Written request:
Search the records for "PLCL" and copy each line that holds it.

Source records:
= = =
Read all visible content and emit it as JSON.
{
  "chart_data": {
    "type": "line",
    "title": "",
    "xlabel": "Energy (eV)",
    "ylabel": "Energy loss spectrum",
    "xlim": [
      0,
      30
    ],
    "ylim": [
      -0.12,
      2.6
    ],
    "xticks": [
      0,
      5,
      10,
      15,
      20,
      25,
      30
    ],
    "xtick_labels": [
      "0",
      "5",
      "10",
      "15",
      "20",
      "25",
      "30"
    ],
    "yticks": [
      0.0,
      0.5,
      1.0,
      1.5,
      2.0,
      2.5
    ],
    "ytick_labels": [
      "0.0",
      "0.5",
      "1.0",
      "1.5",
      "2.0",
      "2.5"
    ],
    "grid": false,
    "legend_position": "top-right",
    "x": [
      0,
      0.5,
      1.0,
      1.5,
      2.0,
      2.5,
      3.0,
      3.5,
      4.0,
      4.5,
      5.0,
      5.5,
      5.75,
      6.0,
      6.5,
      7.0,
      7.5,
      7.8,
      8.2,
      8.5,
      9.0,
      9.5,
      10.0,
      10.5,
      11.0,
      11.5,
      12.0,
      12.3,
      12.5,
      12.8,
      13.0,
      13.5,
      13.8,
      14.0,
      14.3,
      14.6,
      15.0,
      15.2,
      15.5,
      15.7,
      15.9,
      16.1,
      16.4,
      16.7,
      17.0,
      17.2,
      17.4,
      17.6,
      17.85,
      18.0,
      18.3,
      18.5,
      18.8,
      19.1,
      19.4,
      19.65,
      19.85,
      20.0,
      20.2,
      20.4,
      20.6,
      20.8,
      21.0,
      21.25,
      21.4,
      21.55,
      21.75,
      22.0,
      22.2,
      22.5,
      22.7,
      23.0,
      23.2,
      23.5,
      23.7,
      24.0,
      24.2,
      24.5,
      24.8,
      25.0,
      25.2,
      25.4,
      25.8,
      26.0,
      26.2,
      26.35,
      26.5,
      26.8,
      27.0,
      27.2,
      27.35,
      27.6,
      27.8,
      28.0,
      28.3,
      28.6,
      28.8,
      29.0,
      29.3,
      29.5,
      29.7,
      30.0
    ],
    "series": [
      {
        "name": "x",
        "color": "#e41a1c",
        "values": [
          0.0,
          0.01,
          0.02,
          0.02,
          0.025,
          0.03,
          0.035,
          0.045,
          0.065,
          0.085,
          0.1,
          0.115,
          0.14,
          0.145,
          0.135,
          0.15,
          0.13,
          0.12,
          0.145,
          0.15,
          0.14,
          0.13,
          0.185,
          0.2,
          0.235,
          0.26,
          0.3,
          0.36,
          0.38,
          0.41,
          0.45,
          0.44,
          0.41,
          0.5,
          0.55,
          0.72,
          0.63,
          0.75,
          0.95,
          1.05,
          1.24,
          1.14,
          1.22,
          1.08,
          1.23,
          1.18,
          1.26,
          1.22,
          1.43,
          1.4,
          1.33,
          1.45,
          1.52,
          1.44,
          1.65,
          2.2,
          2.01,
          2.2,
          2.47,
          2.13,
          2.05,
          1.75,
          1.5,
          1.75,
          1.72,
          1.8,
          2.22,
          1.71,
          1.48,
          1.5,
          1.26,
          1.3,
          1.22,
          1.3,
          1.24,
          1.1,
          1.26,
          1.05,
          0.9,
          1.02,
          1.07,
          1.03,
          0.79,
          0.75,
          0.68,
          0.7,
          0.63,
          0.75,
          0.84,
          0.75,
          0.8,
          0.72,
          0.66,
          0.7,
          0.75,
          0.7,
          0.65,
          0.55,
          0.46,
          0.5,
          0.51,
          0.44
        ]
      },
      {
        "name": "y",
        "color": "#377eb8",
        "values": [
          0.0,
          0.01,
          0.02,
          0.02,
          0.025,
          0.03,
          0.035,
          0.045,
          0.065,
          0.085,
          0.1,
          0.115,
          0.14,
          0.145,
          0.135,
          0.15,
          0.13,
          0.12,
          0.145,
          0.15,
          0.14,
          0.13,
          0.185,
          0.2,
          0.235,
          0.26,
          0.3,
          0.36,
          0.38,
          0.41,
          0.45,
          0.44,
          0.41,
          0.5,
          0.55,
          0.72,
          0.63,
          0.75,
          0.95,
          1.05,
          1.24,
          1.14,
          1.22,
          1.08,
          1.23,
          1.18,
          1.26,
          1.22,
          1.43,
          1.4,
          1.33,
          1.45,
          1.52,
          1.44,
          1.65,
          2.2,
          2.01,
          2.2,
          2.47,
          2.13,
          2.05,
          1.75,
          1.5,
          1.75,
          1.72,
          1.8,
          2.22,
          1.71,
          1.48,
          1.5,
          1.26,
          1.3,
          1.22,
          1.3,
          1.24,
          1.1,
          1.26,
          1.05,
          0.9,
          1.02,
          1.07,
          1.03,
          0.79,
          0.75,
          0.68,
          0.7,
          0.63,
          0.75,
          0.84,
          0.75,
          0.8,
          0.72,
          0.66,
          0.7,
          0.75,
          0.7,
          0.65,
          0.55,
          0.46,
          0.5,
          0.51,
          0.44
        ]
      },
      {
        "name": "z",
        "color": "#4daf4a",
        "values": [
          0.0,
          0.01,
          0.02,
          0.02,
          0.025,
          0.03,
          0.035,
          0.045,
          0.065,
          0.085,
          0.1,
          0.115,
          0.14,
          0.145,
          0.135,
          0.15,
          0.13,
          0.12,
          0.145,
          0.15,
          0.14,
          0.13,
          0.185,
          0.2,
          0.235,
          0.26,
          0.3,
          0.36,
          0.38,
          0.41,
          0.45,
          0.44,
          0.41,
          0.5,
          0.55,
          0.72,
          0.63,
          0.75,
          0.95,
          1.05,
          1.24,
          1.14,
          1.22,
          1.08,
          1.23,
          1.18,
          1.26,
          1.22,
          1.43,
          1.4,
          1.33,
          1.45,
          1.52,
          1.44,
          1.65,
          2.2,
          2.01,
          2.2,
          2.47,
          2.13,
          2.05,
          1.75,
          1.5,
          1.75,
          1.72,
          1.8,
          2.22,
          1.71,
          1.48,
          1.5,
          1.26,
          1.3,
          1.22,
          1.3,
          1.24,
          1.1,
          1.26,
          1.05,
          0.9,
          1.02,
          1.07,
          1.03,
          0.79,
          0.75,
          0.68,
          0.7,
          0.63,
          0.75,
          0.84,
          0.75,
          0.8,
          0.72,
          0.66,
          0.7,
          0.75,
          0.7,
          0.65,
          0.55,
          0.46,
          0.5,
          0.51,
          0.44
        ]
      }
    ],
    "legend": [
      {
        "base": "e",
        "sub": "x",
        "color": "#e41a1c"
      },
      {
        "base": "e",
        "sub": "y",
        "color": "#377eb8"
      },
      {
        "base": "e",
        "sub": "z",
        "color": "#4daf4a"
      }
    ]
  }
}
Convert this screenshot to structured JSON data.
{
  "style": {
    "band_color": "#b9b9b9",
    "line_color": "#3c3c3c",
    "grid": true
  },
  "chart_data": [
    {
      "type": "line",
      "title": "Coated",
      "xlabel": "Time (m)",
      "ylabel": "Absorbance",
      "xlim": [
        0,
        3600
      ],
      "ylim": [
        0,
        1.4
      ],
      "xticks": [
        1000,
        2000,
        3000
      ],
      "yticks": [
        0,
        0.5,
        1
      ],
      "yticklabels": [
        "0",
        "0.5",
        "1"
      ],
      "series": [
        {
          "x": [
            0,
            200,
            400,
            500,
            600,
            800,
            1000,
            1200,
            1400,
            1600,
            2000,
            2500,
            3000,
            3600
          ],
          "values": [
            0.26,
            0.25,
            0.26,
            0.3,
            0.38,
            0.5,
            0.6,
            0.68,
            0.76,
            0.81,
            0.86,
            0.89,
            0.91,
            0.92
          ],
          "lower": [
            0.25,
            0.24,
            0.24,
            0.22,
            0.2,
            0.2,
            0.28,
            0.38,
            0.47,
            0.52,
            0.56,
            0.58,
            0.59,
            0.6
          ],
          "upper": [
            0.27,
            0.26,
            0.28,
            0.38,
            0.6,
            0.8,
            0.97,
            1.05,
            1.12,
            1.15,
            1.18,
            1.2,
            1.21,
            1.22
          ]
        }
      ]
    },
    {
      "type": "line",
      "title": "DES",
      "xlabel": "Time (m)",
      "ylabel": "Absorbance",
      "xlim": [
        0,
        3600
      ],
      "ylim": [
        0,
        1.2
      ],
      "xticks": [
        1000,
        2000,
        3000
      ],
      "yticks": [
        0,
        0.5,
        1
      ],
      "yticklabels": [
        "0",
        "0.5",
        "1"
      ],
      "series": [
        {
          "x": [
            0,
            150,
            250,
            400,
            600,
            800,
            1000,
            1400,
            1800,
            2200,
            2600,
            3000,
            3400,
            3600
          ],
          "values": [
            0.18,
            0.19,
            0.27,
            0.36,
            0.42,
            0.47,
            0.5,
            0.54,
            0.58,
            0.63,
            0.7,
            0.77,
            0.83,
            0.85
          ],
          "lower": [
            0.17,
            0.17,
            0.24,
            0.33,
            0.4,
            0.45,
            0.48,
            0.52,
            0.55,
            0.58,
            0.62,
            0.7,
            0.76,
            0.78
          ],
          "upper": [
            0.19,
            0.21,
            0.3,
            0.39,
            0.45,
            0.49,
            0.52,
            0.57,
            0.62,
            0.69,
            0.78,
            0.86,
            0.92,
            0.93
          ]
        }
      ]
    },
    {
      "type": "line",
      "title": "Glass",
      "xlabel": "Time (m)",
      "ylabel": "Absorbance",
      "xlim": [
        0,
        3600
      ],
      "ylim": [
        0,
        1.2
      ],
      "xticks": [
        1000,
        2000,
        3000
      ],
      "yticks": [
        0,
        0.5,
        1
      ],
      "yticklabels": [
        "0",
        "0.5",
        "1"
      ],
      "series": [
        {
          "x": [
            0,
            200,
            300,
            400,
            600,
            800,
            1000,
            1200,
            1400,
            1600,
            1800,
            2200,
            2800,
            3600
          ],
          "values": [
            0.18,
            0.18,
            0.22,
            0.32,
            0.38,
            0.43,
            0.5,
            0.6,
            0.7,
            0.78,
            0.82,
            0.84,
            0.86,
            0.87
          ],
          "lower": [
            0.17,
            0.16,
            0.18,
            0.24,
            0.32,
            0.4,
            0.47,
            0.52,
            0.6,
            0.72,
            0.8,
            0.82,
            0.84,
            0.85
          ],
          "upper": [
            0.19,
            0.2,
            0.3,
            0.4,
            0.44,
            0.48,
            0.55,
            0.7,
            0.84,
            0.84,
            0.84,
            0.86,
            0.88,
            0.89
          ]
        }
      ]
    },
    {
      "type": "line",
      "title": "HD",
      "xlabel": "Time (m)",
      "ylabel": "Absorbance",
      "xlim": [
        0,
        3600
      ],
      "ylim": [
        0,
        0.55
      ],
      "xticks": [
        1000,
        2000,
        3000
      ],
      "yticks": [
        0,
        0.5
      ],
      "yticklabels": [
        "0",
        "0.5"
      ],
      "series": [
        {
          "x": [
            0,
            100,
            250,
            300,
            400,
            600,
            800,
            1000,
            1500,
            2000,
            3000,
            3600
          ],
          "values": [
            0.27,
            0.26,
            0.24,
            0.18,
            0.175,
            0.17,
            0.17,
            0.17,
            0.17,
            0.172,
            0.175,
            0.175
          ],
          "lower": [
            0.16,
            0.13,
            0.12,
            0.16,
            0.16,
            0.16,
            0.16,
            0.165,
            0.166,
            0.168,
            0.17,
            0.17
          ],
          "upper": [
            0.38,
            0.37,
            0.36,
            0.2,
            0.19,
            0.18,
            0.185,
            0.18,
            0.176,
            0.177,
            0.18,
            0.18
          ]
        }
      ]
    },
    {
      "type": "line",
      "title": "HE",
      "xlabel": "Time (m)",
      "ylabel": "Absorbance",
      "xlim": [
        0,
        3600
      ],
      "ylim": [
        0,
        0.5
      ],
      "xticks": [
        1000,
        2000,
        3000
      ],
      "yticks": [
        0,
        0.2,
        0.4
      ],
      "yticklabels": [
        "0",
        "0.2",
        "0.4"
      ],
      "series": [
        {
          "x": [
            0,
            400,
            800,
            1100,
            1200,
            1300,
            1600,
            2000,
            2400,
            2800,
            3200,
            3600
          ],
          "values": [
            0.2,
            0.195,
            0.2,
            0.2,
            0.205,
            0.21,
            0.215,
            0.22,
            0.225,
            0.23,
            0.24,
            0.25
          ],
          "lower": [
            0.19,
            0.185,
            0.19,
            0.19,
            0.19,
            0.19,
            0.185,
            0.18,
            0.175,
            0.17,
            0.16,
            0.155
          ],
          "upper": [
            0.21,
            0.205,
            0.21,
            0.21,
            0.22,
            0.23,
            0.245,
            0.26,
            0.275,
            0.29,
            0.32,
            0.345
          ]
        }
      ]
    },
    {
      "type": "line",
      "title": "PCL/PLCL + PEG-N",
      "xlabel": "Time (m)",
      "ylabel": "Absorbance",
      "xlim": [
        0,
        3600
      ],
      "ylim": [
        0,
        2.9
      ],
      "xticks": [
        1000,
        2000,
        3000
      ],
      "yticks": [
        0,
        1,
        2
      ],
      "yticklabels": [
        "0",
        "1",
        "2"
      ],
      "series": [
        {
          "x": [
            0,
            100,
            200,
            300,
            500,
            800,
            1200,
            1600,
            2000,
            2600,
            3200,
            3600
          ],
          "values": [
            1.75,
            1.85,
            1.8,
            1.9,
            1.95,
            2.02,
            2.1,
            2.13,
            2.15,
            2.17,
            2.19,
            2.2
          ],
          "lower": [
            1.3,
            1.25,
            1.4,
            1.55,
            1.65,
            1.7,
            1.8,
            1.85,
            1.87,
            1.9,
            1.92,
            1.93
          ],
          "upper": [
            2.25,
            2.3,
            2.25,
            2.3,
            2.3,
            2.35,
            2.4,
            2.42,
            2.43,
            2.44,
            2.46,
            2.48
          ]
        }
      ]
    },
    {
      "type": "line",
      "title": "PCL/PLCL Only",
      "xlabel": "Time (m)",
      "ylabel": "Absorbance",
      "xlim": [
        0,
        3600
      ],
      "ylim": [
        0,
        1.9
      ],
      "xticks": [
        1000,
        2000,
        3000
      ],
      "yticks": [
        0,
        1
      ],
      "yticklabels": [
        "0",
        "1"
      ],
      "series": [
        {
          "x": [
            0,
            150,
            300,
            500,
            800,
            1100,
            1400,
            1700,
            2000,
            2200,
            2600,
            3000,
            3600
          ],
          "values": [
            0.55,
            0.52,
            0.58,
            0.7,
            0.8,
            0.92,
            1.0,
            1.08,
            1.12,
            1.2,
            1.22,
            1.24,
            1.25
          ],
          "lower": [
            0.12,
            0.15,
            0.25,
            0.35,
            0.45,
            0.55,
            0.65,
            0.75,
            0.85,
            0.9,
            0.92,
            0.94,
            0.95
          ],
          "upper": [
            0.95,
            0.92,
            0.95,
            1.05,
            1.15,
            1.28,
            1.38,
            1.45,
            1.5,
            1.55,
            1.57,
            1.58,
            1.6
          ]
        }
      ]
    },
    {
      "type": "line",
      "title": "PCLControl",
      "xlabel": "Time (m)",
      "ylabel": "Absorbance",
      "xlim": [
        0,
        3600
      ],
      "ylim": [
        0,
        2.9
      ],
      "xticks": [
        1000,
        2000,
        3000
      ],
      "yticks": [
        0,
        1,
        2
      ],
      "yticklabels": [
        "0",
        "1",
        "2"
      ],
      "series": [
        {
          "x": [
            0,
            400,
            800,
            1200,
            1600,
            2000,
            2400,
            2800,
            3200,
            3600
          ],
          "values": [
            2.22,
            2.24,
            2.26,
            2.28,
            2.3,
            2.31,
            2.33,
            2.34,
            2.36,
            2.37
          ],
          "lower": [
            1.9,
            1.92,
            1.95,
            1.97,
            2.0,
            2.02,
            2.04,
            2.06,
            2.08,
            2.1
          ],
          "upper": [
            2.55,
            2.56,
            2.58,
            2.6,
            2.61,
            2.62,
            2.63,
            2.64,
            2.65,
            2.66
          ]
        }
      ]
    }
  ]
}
= = =
Task solution:
      "title": "PCL/PLCL + PEG-N",
      "title": "PCL/PLCL Only",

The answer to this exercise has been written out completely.